STATED EXERCISE: How many of these lines hold the string "犍为县低空产业研产飞技术创新基础设施项目"? Answer with the number only.

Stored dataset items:
— START —

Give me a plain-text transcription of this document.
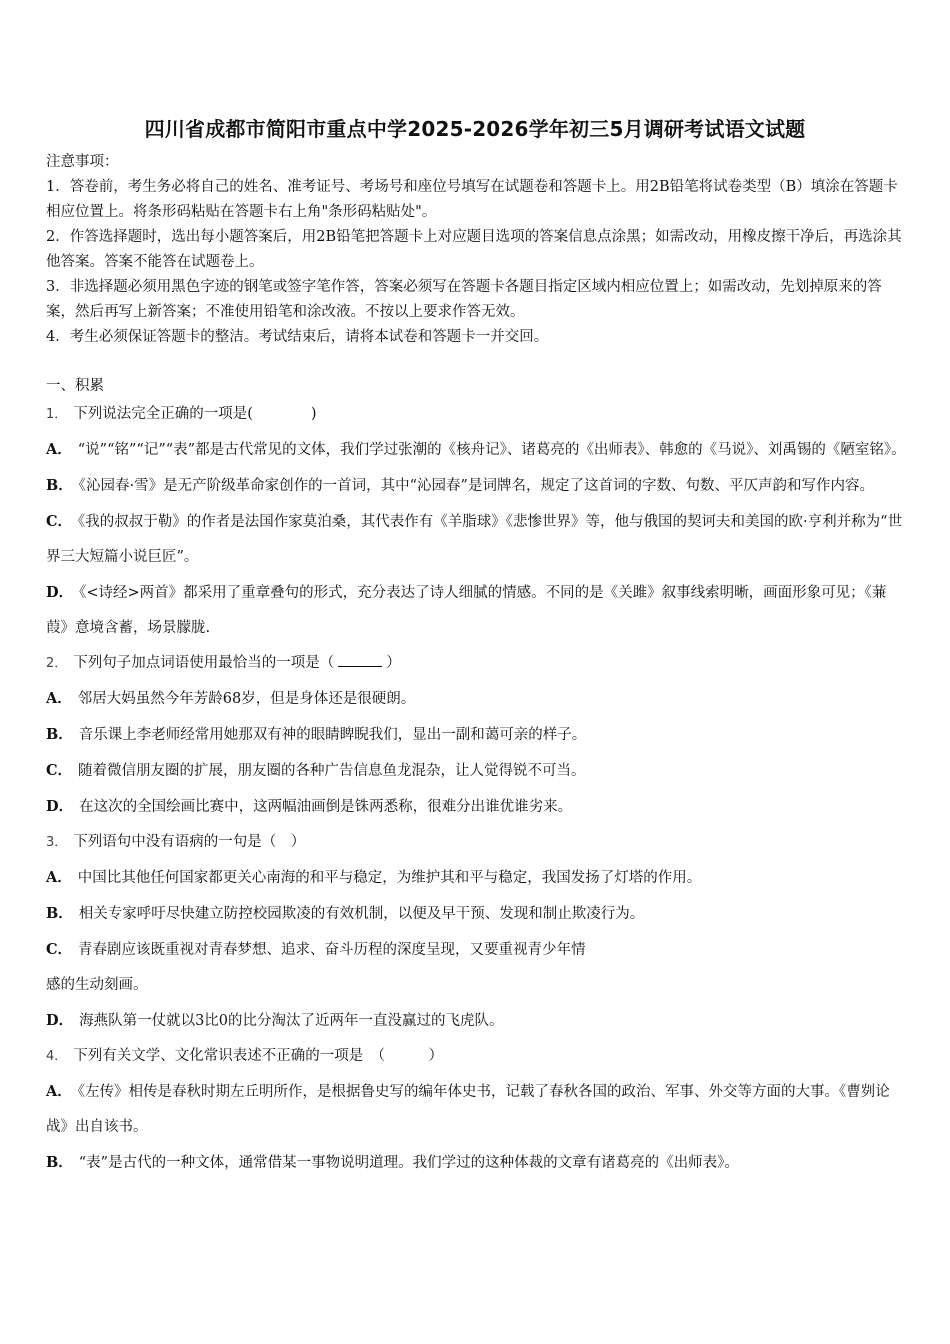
四川省成都市简阳市重点中学2025-2026学年初三5月调研考试语文试题

注意事项：

1．答卷前，考生务必将自己的姓名、准考证号、考场号和座位号填写在试题卷和答题卡上。用2B铅笔将试卷类型（B）填涂在答题卡相应位置上。将条形码粘贴在答题卡右上角"条形码粘贴处"。

2．作答选择题时，选出每小题答案后，用2B铅笔把答题卡上对应题目选项的答案信息点涂黑；如需改动，用橡皮擦干净后，再选涂其他答案。答案不能答在试题卷上。

3．非选择题必须用黑色字迹的钢笔或签字笔作答，答案必须写在答题卡各题目指定区域内相应位置上；如需改动，先划掉原来的答案，然后再写上新答案；不准使用铅笔和涂改液。不按以上要求作答无效。

4．考生必须保证答题卡的整洁。考试结束后，请将本试卷和答题卡一并交回。

一、积累

1． 下列说法完全正确的一项是(　　　　)

A． “说”“铭”“记”“表”都是古代常见的文体，我们学过张潮的《核舟记》、诸葛亮的《出师表》、韩愈的《马说》、刘禹锡的《陋室铭》。

B． 《沁园春·雪》是无产阶级革命家创作的一首词，其中“沁园春”是词牌名，规定了这首词的字数、句数、平仄声韵和写作内容。

C． 《我的叔叔于勒》的作者是法国作家莫泊桑，其代表作有《羊脂球》《悲惨世界》等，他与俄国的契诃夫和美国的欧·亨利并称为“世界三大短篇小说巨匠”。

D． 《<诗经>两首》都采用了重章叠句的形式，充分表达了诗人细腻的情感。不同的是《关雎》叙事线索明晰，画面形象可见；《蒹葭》意境含蓄，场景朦胧.

2． 下列句子加点词语使用最恰当的一项是（	）

A． 邻居大妈虽然今年芳龄68岁，但是身体还是很硬朗。

B． 音乐课上李老师经常用她那双有神的眼睛睥睨我们，显出一副和蔼可亲的样子。

C． 随着微信朋友圈的扩展，朋友圈的各种广告信息鱼龙混杂，让人觉得锐不可当。

D． 在这次的全国绘画比赛中，这两幅油画倒是铢两悉称，很难分出谁优谁劣来。

3． 下列语句中没有语病的一句是（　）

A． 中国比其他任何国家都更关心南海的和平与稳定，为维护其和平与稳定，我国发扬了灯塔的作用。

B． 相关专家呼吁尽快建立防控校园欺凌的有效机制，以便及早干预、发现和制止欺凌行为。

C． 青春剧应该既重视对青春梦想、追求、奋斗历程的深度呈现，又要重视青少年情

感的生动刻画。

D． 海燕队第一仗就以3比0的比分淘汰了近两年一直没赢过的飞虎队。

4． 下列有关文学、文化常识表述不正确的一项是　（　　　）

A． 《左传》相传是春秋时期左丘明所作，是根据鲁史写的编年体史书，记载了春秋各国的政治、军事、外交等方面的大事。《曹刿论战》出自该书。

B． “表”是古代的一种文体，通常借某一事物说明道理。我们学过的这种体裁的文章有诸葛亮的《出师表》。
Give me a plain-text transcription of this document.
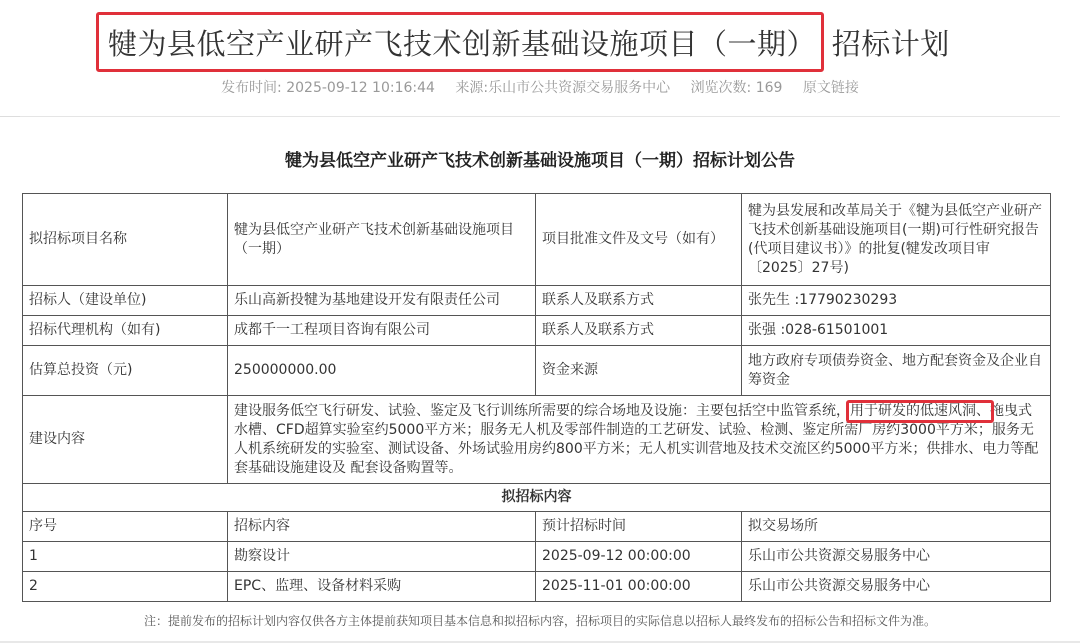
犍为县低空产业研产飞技术创新基础设施项目（一期） 招标计划
发布时间: 2025-09-12 10:16:44 来源:乐山市公共资源交易服务中心 浏览次数: 169 原文链接
犍为县低空产业研产飞技术创新基础设施项目（一期）招标计划公告
拟招标项目名称	犍为县低空产业研产飞技术创新基础设施项目（一期）	项目批准文件及文号（如有）	犍为县发展和改革局关于《犍为县低空产业研产飞技术创新基础设施项目(一期)可行性研究报告(代项目建议书）》的批复(犍发改项目审〔2025〕27号)
招标人（建设单位)	乐山高新投犍为基地建设开发有限责任公司	联系人及联系方式	张先生 :17790230293
招标代理机构（如有)	成都千一工程项目咨询有限公司	联系人及联系方式	张强 :028-61501001
估算总投资（元)	250000000.00	资金来源	地方政府专项债券资金、地方配套资金及企业自筹资金
建设内容	建设服务低空飞行研发、试验、鉴定及飞行训练所需要的综合场地及设施：主要包括空中监管系统，用于研发的低速风洞、拖曳式水槽、CFD超算实验室约5000平方米；服务无人机及零部件制造的工艺研发、试验、检测、鉴定所需厂房约3000平方米；服务无人机系统研发的实验室、测试设备、外场试验用房约800平方米；无人机实训营地及技术交流区约5000平方米；供排水、电力等配套基础设施建设及 配套设备购置等。		
拟招标内容			
序号	招标内容	预计招标时间	拟交易场所
1	勘察设计	2025-09-12 00:00:00	乐山市公共资源交易服务中心
2	EPC、监理、设备材料采购	2025-11-01 00:00:00	乐山市公共资源交易服务中心
注：提前发布的招标计划内容仅供各方主体提前获知项目基本信息和拟招标内容，招标项目的实际信息以招标人最终发布的招标公告和招标文件为准。
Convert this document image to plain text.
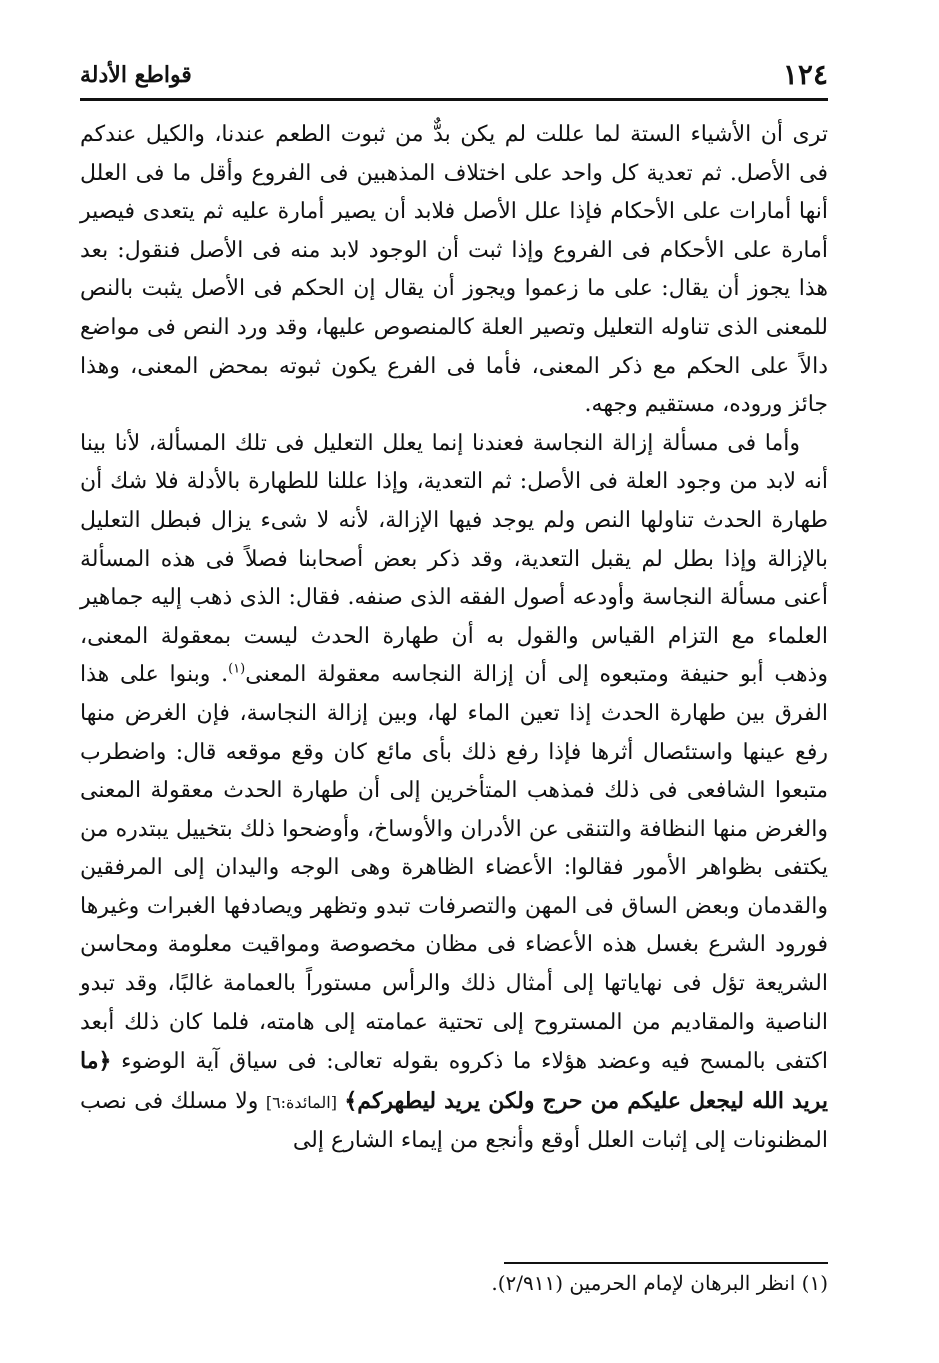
١٢٤
قواطع الأدلة

ترى أن الأشياء الستة لما عللت لم يكن بدٌّ من ثبوت الطعم عندنا، والكيل عندكم فى الأصل. ثم تعدية كل واحد على اختلاف المذهبين فى الفروع وأقل ما فى العلل أنها أمارات على الأحكام فإذا علل الأصل فلابد أن يصير أمارة عليه ثم يتعدى فيصير أمارة على الأحكام فى الفروع وإذا ثبت أن الوجود لابد منه فى الأصل فنقول: بعد هذا يجوز أن يقال: على ما زعموا ويجوز أن يقال إن الحكم فى الأصل يثبت بالنص للمعنى الذى تناوله التعليل وتصير العلة كالمنصوص عليها، وقد ورد النص فى مواضع دالاً على الحكم مع ذكر المعنى، فأما فى الفرع يكون ثبوته بمحض المعنى، وهذا جائز وروده، مستقيم وجهه.

وأما فى مسألة إزالة النجاسة فعندنا إنما يعلل التعليل فى تلك المسألة، لأنا بينا أنه لابد من وجود العلة فى الأصل: ثم التعدية، وإذا عللنا للطهارة بالأدلة فلا شك أن طهارة الحدث تناولها النص ولم يوجد فيها الإزالة، لأنه لا شىء يزال فبطل التعليل بالإزالة وإذا بطل لم يقبل التعدية، وقد ذكر بعض أصحابنا فصلاً فى هذه المسألة أعنى مسألة النجاسة وأودعه أصول الفقه الذى صنفه. فقال: الذى ذهب إليه جماهير العلماء مع التزام القياس والقول به أن طهارة الحدث ليست بمعقولة المعنى، وذهب أبو حنيفة ومتبعوه إلى أن إزالة النجاسه معقولة المعنى$^{(١)}$. وبنوا على هذا الفرق بين طهارة الحدث إذا تعين الماء لها، وبين إزالة النجاسة، فإن الغرض منها رفع عينها واستئصال أثرها فإذا رفع ذلك بأى مائع كان وقع موقعه قال: واضطرب متبعوا الشافعى فى ذلك فمذهب المتأخرين إلى أن طهارة الحدث معقولة المعنى والغرض منها النظافة والتنقى عن الأدران والأوساخ، وأوضحوا ذلك بتخييل يبتدره من يكتفى بظواهر الأمور فقالوا: الأعضاء الظاهرة وهى الوجه واليدان إلى المرفقين والقدمان وبعض الساق فى المهن والتصرفات تبدو وتظهر ويصادفها الغبرات وغيرها فورود الشرع بغسل هذه الأعضاء فى مظان مخصوصة ومواقيت معلومة ومحاسن الشريعة تؤل فى نهاياتها إلى أمثال ذلك والرأس مستوراً بالعمامة غالبًا، وقد تبدو الناصية والمقاديم من المستروح إلى تحتية عمامته إلى هامته، فلما كان ذلك أبعد اكتفى بالمسح فيه وعضد هؤلاء ما ذكروه بقوله تعالى: فى سياق آية الوضوء ﴿ما يريد الله ليجعل عليكم من حرج ولكن يريد ليطهركم﴾ [المائدة:٦] ولا مسلك فى نصب المظنونات إلى إثبات العلل أوقع وأنجع من إيماء الشارع إلى

(١) انظر البرهان لإمام الحرمين (٢/٩١١).
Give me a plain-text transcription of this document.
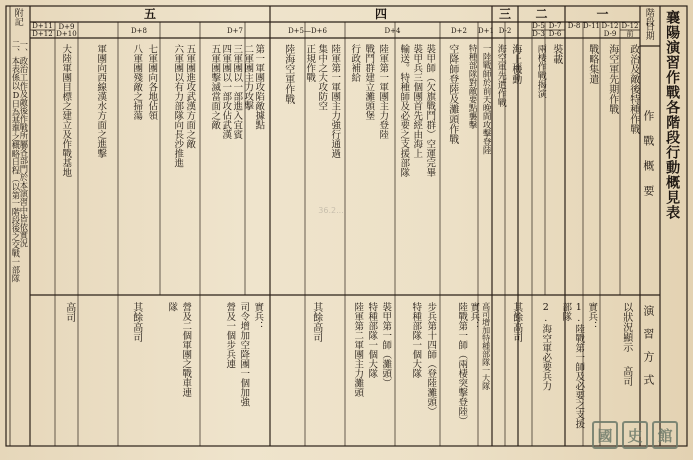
襄陽演習作戰各階段行動概見表
階段
日期
作戰概要
演習方式
附記
一、政治工作及敵後作戰所屬各部門於本演習中皆依實況
二、本表係以D日為基準之概略日程（以第一階段後之交戰一部隊
一
二
三
四
五
D-12
前
D-12
D-9
D-11
D-8
D-7
D-6
D-5
D-3
D-2
D+1
D+2
D+4
D+5—D+6
D+7
D+8
D+9
D+10
D+11
D+12
政治及敵後特種作戰
海空軍先期作戰
戰略集遣
裝載
兩棲作戰揭演
海上機動
海空軍先遣作戰
一陸戰師於前天晚間攻擊登陸
特種部隊對敵要點襲擊
空降師登陸及灘頭作戰
裝甲師（欠旗戰鬥群）空運完畢
裝甲兵三個團首先經由海上
輸送。特種師及必要之支援部隊
陸軍第一軍團主力登陸
戰鬥群建立灘頭堡
行政補給
陸軍第一軍團主力強行通過
集中之大攻防空
正規作戰
陸海空軍作戰
第一軍團攻陷敵據點
二軍團主力攻擊
三軍團以一部進入宜賓
四軍團以一部攻佔武漢
五軍團擊滅當面之敵
五軍團進攻武漢方面之敵
六軍團以有力部隊向長沙推進
七軍團向各地佔領
八軍團殘敵之掃蕩
軍團向西線漢水方面之進擊
大陸軍團目標之建立及作戰基地
以狀況顯示
高司
實兵：
1.陸戰第一師及必要之支援
部隊
2.海空軍必要兵力
其餘高司
實兵：
陸戰第一師（兩棲突擊登陸） 高司增加特種部隊一大隊
步兵第十四師（登陸灘頭）
特種部隊一個大隊
裝甲第一師（灘頭）
特種部隊一個大隊
陸軍第二軍團主力灘頭
其餘高司
實兵：
司令增加空降團一個加強
營及一個步兵連
營及二個軍團之戰車連
隊
其餘高司
高司
36.2...
國 史 館
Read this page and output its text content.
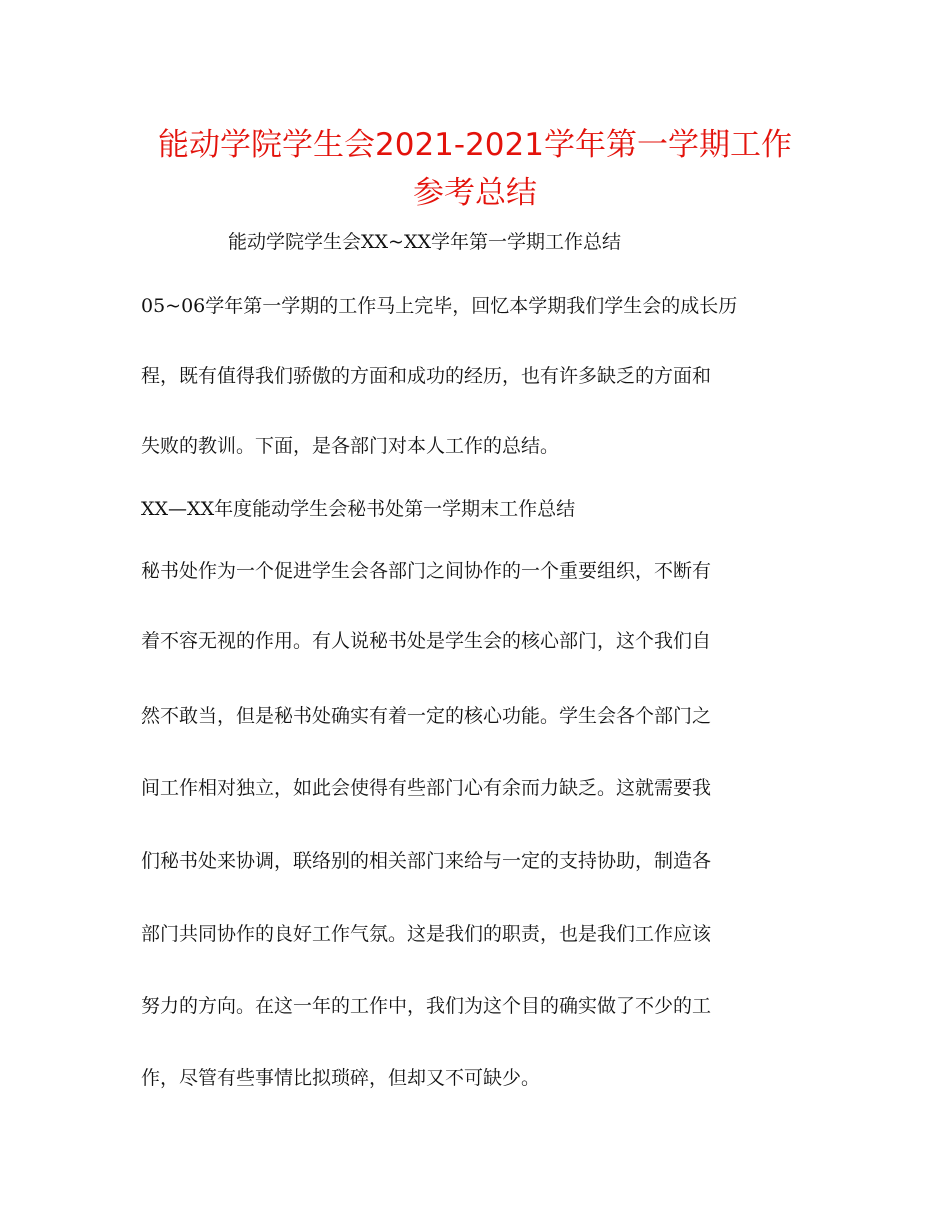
能动学院学生会2021-2021学年第一学期工作
参考总结
能动学院学生会XX~XX学年第一学期工作总结
05~06学年第一学期的工作马上完毕，回忆本学期我们学生会的成长历
程，既有值得我们骄傲的方面和成功的经历，也有许多缺乏的方面和
失败的教训。下面，是各部门对本人工作的总结。
XX—XX年度能动学生会秘书处第一学期末工作总结
秘书处作为一个促进学生会各部门之间协作的一个重要组织，不断有
着不容无视的作用。有人说秘书处是学生会的核心部门，这个我们自
然不敢当，但是秘书处确实有着一定的核心功能。学生会各个部门之
间工作相对独立，如此会使得有些部门心有余而力缺乏。这就需要我
们秘书处来协调，联络别的相关部门来给与一定的支持协助，制造各
部门共同协作的良好工作气氛。这是我们的职责，也是我们工作应该
努力的方向。在这一年的工作中，我们为这个目的确实做了不少的工
作，尽管有些事情比拟琐碎，但却又不可缺少。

— END —

REPLY: 3